PROMPT: Provide an exact copy of the data, excluding the images.

RECORDS FOR THIS EXERCISE:
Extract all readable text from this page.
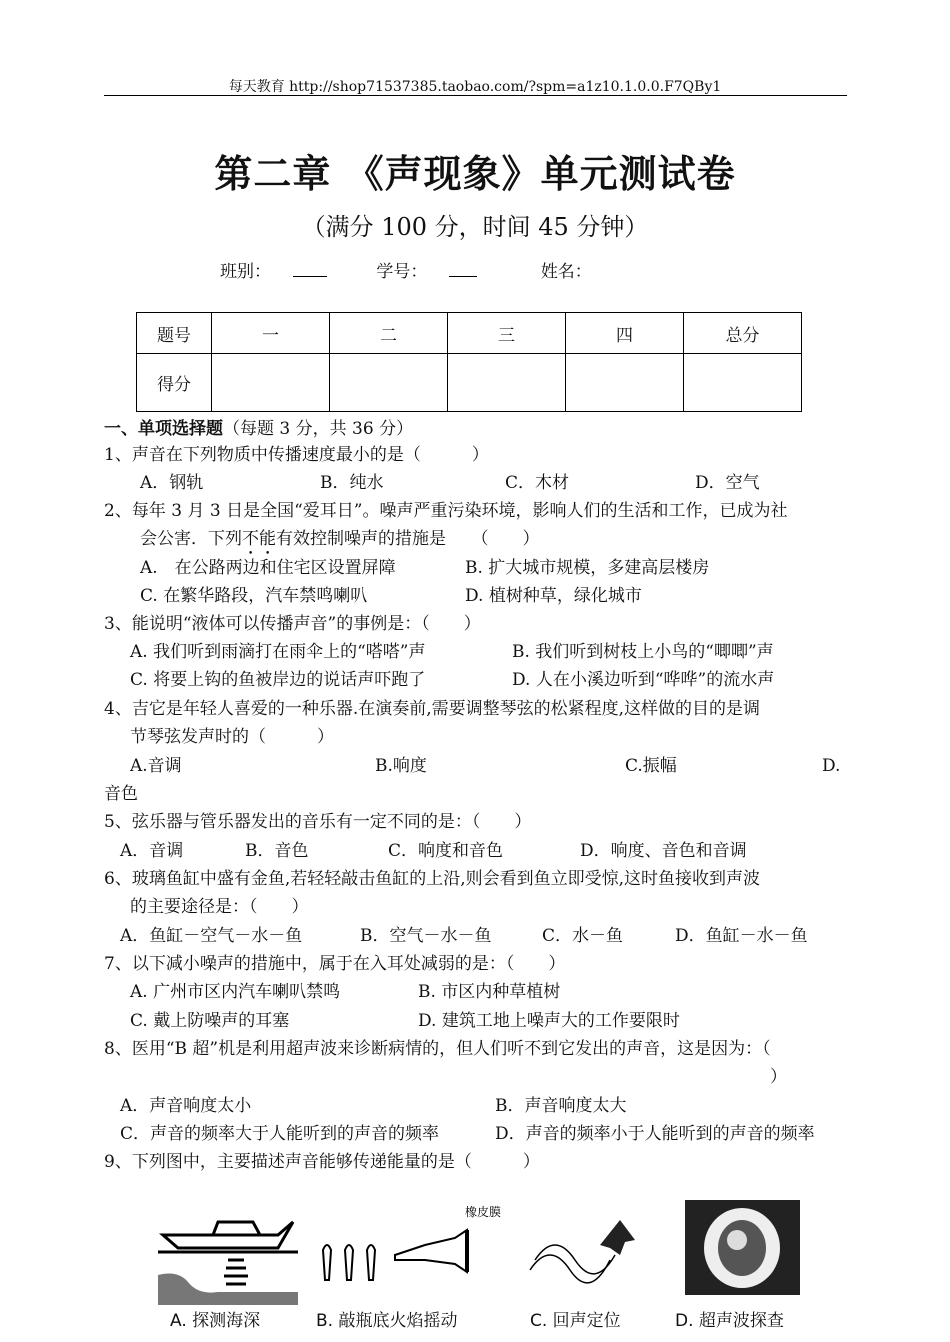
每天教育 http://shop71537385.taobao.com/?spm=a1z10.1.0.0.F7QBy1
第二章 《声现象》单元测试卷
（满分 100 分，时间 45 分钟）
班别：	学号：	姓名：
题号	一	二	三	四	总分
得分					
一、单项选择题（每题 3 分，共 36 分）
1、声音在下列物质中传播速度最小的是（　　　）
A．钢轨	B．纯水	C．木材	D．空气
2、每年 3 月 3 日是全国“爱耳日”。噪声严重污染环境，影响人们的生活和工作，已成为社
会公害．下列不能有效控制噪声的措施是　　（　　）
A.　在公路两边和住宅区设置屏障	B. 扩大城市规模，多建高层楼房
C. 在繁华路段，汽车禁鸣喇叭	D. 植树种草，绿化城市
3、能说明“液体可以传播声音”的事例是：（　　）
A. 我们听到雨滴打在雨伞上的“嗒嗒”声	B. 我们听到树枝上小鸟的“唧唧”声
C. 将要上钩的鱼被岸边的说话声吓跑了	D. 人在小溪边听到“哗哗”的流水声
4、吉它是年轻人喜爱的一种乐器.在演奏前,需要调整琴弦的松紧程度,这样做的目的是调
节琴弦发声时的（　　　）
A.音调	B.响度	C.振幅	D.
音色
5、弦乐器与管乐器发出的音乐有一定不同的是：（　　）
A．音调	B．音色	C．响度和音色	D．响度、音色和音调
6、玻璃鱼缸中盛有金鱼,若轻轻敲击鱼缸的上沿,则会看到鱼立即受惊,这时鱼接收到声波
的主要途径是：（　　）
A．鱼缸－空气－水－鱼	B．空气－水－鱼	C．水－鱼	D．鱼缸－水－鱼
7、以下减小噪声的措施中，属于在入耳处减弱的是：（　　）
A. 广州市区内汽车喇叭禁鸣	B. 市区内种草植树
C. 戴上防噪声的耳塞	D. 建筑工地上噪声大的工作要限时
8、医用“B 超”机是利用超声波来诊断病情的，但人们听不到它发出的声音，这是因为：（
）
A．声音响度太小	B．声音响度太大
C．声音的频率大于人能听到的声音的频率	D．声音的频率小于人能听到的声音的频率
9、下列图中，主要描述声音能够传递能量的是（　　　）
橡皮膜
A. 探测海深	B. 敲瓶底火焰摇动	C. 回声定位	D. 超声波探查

COMPLETE RESPONSE:
Extract all readable text from this page.
每天教育 http://shop71537385.taobao.com/?spm=a1z10.1.0.0.F7QBy1
第二章 《声现象》单元测试卷
（满分 100 分，时间 45 分钟）
班别：	学号：	姓名：
题号	一	二	三	四	总分
得分					
一、单项选择题（每题 3 分，共 36 分）
1、声音在下列物质中传播速度最小的是（　　　）
A．钢轨	B．纯水	C．木材	D．空气
2、每年 3 月 3 日是全国“爱耳日”。噪声严重污染环境，影响人们的生活和工作，已成为社
会公害．下列不能有效控制噪声的措施是　　（　　）
A.　在公路两边和住宅区设置屏障	B. 扩大城市规模，多建高层楼房
C. 在繁华路段，汽车禁鸣喇叭	D. 植树种草，绿化城市
3、能说明“液体可以传播声音”的事例是：（　　）
A. 我们听到雨滴打在雨伞上的“嗒嗒”声	B. 我们听到树枝上小鸟的“唧唧”声
C. 将要上钩的鱼被岸边的说话声吓跑了	D. 人在小溪边听到“哗哗”的流水声
4、吉它是年轻人喜爱的一种乐器.在演奏前,需要调整琴弦的松紧程度,这样做的目的是调
节琴弦发声时的（　　　）
A.音调	B.响度	C.振幅	D.
音色
5、弦乐器与管乐器发出的音乐有一定不同的是：（　　）
A．音调	B．音色	C．响度和音色	D．响度、音色和音调
6、玻璃鱼缸中盛有金鱼,若轻轻敲击鱼缸的上沿,则会看到鱼立即受惊,这时鱼接收到声波
的主要途径是：（　　）
A．鱼缸－空气－水－鱼	B．空气－水－鱼	C．水－鱼	D．鱼缸－水－鱼
7、以下减小噪声的措施中，属于在入耳处减弱的是：（　　）
A. 广州市区内汽车喇叭禁鸣	B. 市区内种草植树
C. 戴上防噪声的耳塞	D. 建筑工地上噪声大的工作要限时
8、医用“B 超”机是利用超声波来诊断病情的，但人们听不到它发出的声音，这是因为：（
）
A．声音响度太小	B．声音响度太大
C．声音的频率大于人能听到的声音的频率	D．声音的频率小于人能听到的声音的频率
9、下列图中，主要描述声音能够传递能量的是（　　　）
橡皮膜
A. 探测海深	B. 敲瓶底火焰摇动	C. 回声定位	D. 超声波探查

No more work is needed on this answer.